EXTRACTED DATA =
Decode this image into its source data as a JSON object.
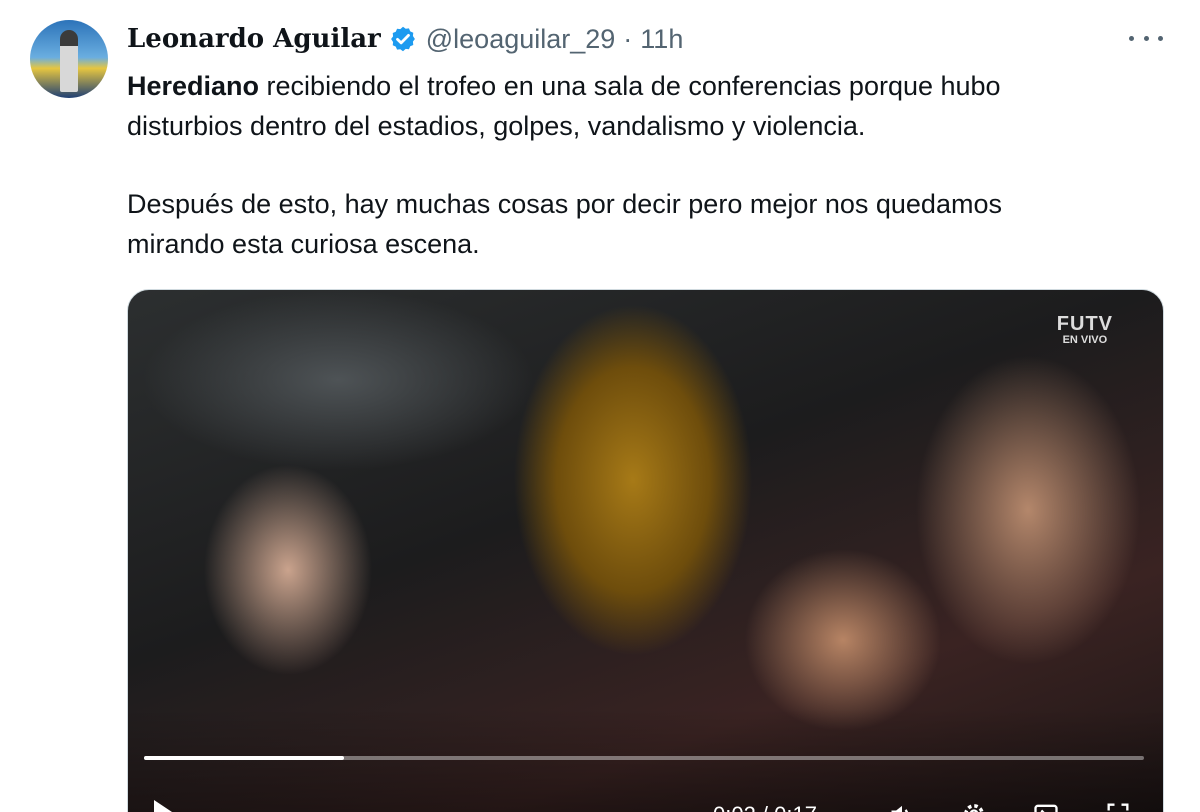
{
  "author": {
    "name": "Leonardo Aguilar",
    "handle": "@leoaguilar_29",
    "separator": "·",
    "time": "11h",
    "verified_color": "#1d9bf0"
  },
  "tweet": {
    "line1_bold": "Herediano",
    "line1_rest": " recibiendo el trofeo en una sala de conferencias porque hubo",
    "line2": "disturbios dentro del estadios, golpes, vandalismo y violencia.",
    "line3": "Después de esto, hay muchas cosas por decir pero mejor nos quedamos",
    "line4": "mirando esta curiosa escena."
  },
  "video": {
    "watermark_top": "FUTV",
    "watermark_bottom": "EN VIVO",
    "progress_fraction": 0.2,
    "timecode": "0:02 / 0:17",
    "controls": [
      "play-icon",
      "volume-icon",
      "settings-icon",
      "pip-icon",
      "fullscreen-icon"
    ]
  },
  "colors": {
    "text": "#0f1419",
    "secondary": "#536471",
    "accent": "#1d9bf0"
  }
}
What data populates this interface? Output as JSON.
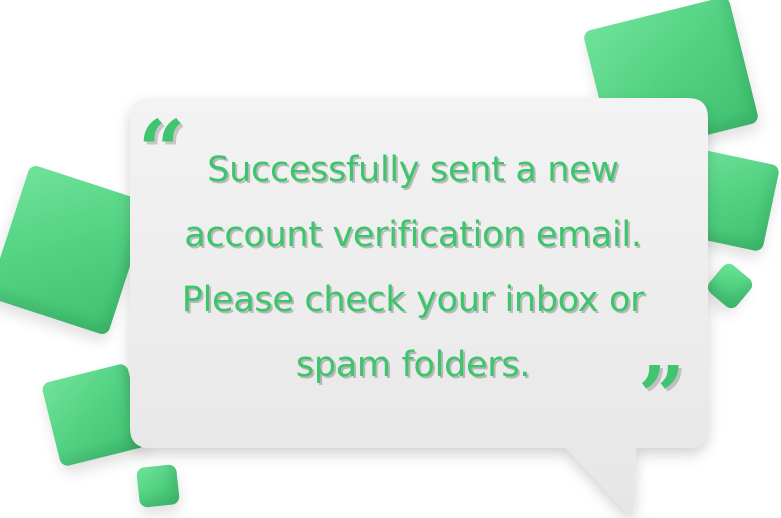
{
  "message": {
    "text": "Successfully sent a new account verification email. Please check your inbox or spam folders."
  },
  "quotes": {
    "open": "“",
    "close": "”"
  },
  "colors": {
    "accent": "#40c46f",
    "bubble": "#efefef",
    "background": "#ffffff"
  }
}
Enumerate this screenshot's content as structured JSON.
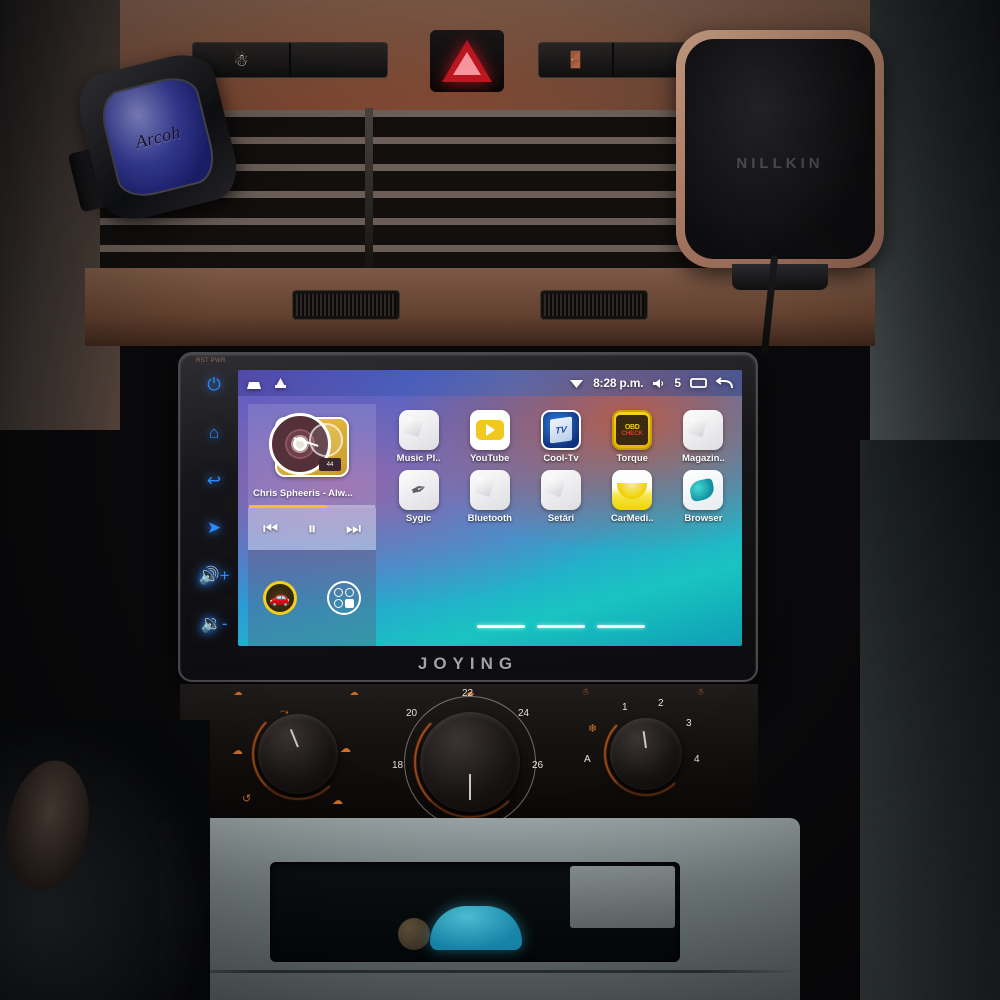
{
  "device": {
    "brand": "JOYING",
    "bezel_label": "RST PWR"
  },
  "hardware_keys": [
    {
      "name": "power-key",
      "glyph": "⏻"
    },
    {
      "name": "home-key",
      "glyph": "⌂"
    },
    {
      "name": "back-key",
      "glyph": "↩"
    },
    {
      "name": "navigation-key",
      "glyph": "➤"
    },
    {
      "name": "volume-up-key",
      "glyph": "🔊+"
    },
    {
      "name": "volume-down-key",
      "glyph": "🔉-"
    }
  ],
  "status_bar": {
    "home_icon": "⌂",
    "apps_icon": "⌂",
    "wifi_icon": "wifi",
    "time": "8:28 p.m.",
    "volume_icon": "speaker",
    "volume_level": "5",
    "recents_icon": "recents",
    "back_icon": "↩"
  },
  "music_widget": {
    "track": "Chris Spheeris - Alw...",
    "display_text": "44",
    "progress_percent": 62,
    "controls": {
      "previous": "⏮",
      "pause": "⏸",
      "next": "⏭"
    },
    "dock": {
      "car_label": "car-mode",
      "car_glyph": "🚗",
      "apps_label": "app-drawer"
    }
  },
  "apps": [
    {
      "label": "Music Pl..",
      "icon": "music-player-icon",
      "style": "blank"
    },
    {
      "label": "YouTube",
      "icon": "youtube-icon",
      "style": "youtube"
    },
    {
      "label": "Cool-Tv",
      "icon": "cool-tv-icon",
      "style": "cooltv",
      "badge": "TV"
    },
    {
      "label": "Torque",
      "icon": "torque-obd-icon",
      "style": "torque",
      "badge_top": "OBD",
      "badge_bottom": "CHECK"
    },
    {
      "label": "Magazin..",
      "icon": "play-store-icon",
      "style": "blank"
    },
    {
      "label": "Sygic",
      "icon": "sygic-navigation-icon",
      "style": "sygic"
    },
    {
      "label": "Bluetooth",
      "icon": "bluetooth-icon",
      "style": "blank"
    },
    {
      "label": "Setări",
      "icon": "settings-icon",
      "style": "blank"
    },
    {
      "label": "CarMedi..",
      "icon": "carmedia-icon",
      "style": "carmedia"
    },
    {
      "label": "Browser",
      "icon": "browser-icon",
      "style": "browser"
    }
  ],
  "page_indicator": {
    "pages": 3,
    "current": 1
  },
  "climate": {
    "airflow_knob": {
      "name": "airflow-direction-knob",
      "glyphs": [
        "⤳",
        "☁",
        "☁",
        "↺",
        "☁"
      ]
    },
    "temperature_knob": {
      "name": "temperature-knob",
      "marks": [
        "18",
        "20",
        "22",
        "24",
        "26"
      ]
    },
    "fan_knob": {
      "name": "fan-speed-knob",
      "marks": [
        "A",
        "1",
        "2",
        "3",
        "4"
      ],
      "auto_glyph": "❄"
    },
    "top_icons": [
      "☁",
      "☁",
      "☁",
      "☃",
      "☃"
    ]
  },
  "dash": {
    "hazard_button": "hazard-warning-button",
    "seat_heater_button": "seat-heater-button",
    "seat_heater_glyph": "☃",
    "door_lock_button": "central-lock-button",
    "door_lock_glyph": "🚪",
    "air_freshener_label": "Arcoh",
    "phone_mount_brand": "NILLKIN"
  }
}
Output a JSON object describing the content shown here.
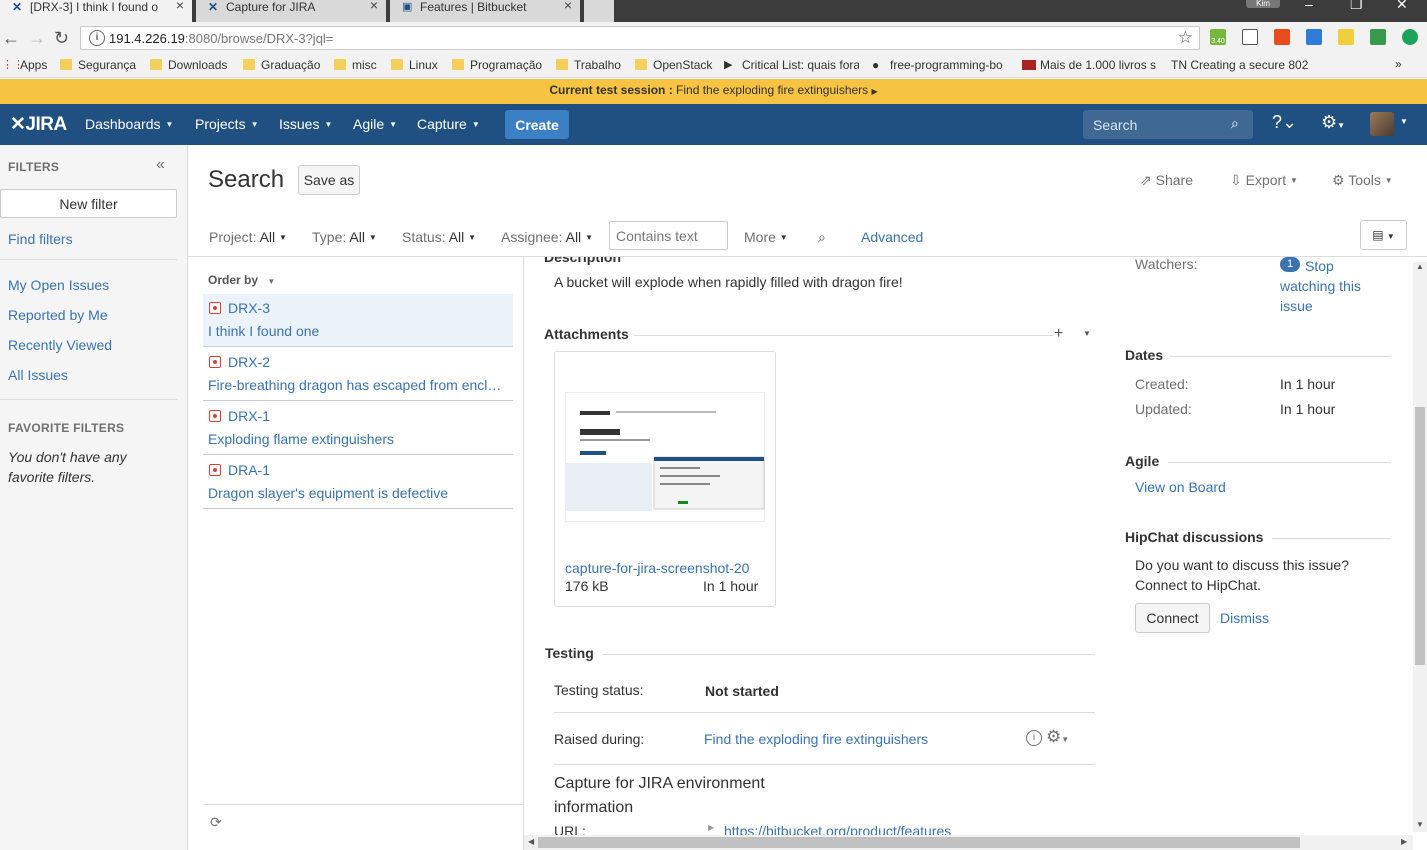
{
  "browser": {
    "tabs": [
      {
        "title": "[DRX-3] I think I found o",
        "active": true
      },
      {
        "title": "Capture for JIRA",
        "active": false
      },
      {
        "title": "Features | Bitbucket",
        "active": false
      }
    ],
    "profile": "Kim",
    "url_main": "191.4.226.19",
    "url_rest": ":8080/browse/DRX-3?jql=",
    "bookmarks": [
      "Apps",
      "Segurança",
      "Downloads",
      "Graduação",
      "misc",
      "Linux",
      "Programação",
      "Trabalho",
      "OpenStack",
      "Critical List: quais fora",
      "free-programming-bo",
      "Mais de 1.000 livros s",
      "TN Creating a secure 802"
    ],
    "ext_badge": "3.40"
  },
  "session_bar": {
    "label": "Current test session :",
    "value": "Find the exploding fire extinguishers"
  },
  "header": {
    "logo": "JIRA",
    "nav": [
      "Dashboards",
      "Projects",
      "Issues",
      "Agile",
      "Capture"
    ],
    "create": "Create",
    "search_placeholder": "Search"
  },
  "sidebar": {
    "filters_title": "FILTERS",
    "new_filter": "New filter",
    "find_filters": "Find filters",
    "links": [
      "My Open Issues",
      "Reported by Me",
      "Recently Viewed",
      "All Issues"
    ],
    "favorite_title": "FAVORITE FILTERS",
    "favorite_empty": "You don't have any favorite filters."
  },
  "main": {
    "title": "Search",
    "save_as": "Save as",
    "tools": {
      "share": "Share",
      "export": "Export",
      "tools": "Tools"
    },
    "criteria": [
      {
        "label": "Project:",
        "value": "All"
      },
      {
        "label": "Type:",
        "value": "All"
      },
      {
        "label": "Status:",
        "value": "All"
      },
      {
        "label": "Assignee:",
        "value": "All"
      }
    ],
    "contains_placeholder": "Contains text",
    "more": "More",
    "advanced": "Advanced",
    "order_by": "Order by",
    "issues": [
      {
        "key": "DRX-3",
        "summary": "I think I found one",
        "selected": true
      },
      {
        "key": "DRX-2",
        "summary": "Fire-breathing dragon has escaped from encl…",
        "selected": false
      },
      {
        "key": "DRX-1",
        "summary": "Exploding flame extinguishers",
        "selected": false
      },
      {
        "key": "DRA-1",
        "summary": "Dragon slayer's equipment is defective",
        "selected": false
      }
    ]
  },
  "detail": {
    "description_head": "Description",
    "description": "A bucket will explode when rapidly filled with dragon fire!",
    "attachments_head": "Attachments",
    "attachment": {
      "name": "capture-for-jira-screenshot-20",
      "size": "176 kB",
      "date": "In 1 hour"
    },
    "testing_head": "Testing",
    "testing_status_label": "Testing status:",
    "testing_status_value": "Not started",
    "raised_label": "Raised during:",
    "raised_value": "Find the exploding fire extinguishers",
    "env_title": "Capture for JIRA environment information",
    "url_label": "URL:",
    "url_value": "https://bitbucket.org/product/features"
  },
  "right": {
    "watchers_label": "Watchers:",
    "watchers_count": "1",
    "watchers_link": "Stop watching this issue",
    "dates_head": "Dates",
    "created_label": "Created:",
    "created_value": "In 1 hour",
    "updated_label": "Updated:",
    "updated_value": "In 1 hour",
    "agile_head": "Agile",
    "view_on_board": "View on Board",
    "hipchat_head": "HipChat discussions",
    "hipchat_text": "Do you want to discuss this issue? Connect to HipChat.",
    "connect": "Connect",
    "dismiss": "Dismiss"
  }
}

YOUR OBJECTIVE = Look through the entries above. Extract each line with the word "screenshot".

WRITTEN REPLY =
Enumerate this screenshot's content as structured JSON.
      "name": "capture-for-jira-screenshot-20",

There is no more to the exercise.